**INPUT:**

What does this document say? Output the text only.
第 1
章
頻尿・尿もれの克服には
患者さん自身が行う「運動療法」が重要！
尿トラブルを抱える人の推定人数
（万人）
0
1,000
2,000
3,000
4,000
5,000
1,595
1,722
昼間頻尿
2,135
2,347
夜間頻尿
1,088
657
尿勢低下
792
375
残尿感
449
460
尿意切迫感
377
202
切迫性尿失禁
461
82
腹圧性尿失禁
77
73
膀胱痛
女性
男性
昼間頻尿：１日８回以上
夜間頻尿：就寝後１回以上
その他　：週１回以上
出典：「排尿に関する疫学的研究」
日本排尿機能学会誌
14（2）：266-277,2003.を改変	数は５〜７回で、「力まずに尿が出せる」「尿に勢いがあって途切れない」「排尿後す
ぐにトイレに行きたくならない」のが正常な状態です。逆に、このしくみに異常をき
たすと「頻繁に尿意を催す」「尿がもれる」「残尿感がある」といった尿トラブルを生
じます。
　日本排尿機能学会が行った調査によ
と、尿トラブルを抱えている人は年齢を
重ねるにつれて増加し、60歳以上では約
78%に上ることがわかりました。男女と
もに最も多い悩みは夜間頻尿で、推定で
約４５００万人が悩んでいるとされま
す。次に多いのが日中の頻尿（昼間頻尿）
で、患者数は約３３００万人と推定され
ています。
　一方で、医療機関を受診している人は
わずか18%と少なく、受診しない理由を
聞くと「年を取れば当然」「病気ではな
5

**SHORT TASK:**
Give all of the entries again, word for word.

**TASK SOLUTION:**
What does this document say? Output the text only.
第 1
章
頻尿・尿もれの克服には
患者さん自身が行う「運動療法」が重要！
尿トラブルを抱える人の推定人数
（万人）
0
1,000
2,000
3,000
4,000
5,000
1,595
1,722
昼間頻尿
2,135
2,347
夜間頻尿
1,088
657
尿勢低下
792
375
残尿感
449
460
尿意切迫感
377
202
切迫性尿失禁
461
82
腹圧性尿失禁
77
73
膀胱痛
女性
男性
昼間頻尿：１日８回以上
夜間頻尿：就寝後１回以上
その他　：週１回以上
出典：「排尿に関する疫学的研究」
日本排尿機能学会誌
14（2）：266-277,2003.を改変	数は５〜７回で、「力まずに尿が出せる」「尿に勢いがあって途切れない」「排尿後す
ぐにトイレに行きたくならない」のが正常な状態です。逆に、このしくみに異常をき
たすと「頻繁に尿意を催す」「尿がもれる」「残尿感がある」といった尿トラブルを生
じます。
　日本排尿機能学会が行った調査によ
と、尿トラブルを抱えている人は年齢を
重ねるにつれて増加し、60歳以上では約
78%に上ることがわかりました。男女と
もに最も多い悩みは夜間頻尿で、推定で
約４５００万人が悩んでいるとされま
す。次に多いのが日中の頻尿（昼間頻尿）
で、患者数は約３３００万人と推定され
ています。
　一方で、医療機関を受診している人は
わずか18%と少なく、受診しない理由を
聞くと「年を取れば当然」「病気ではな
5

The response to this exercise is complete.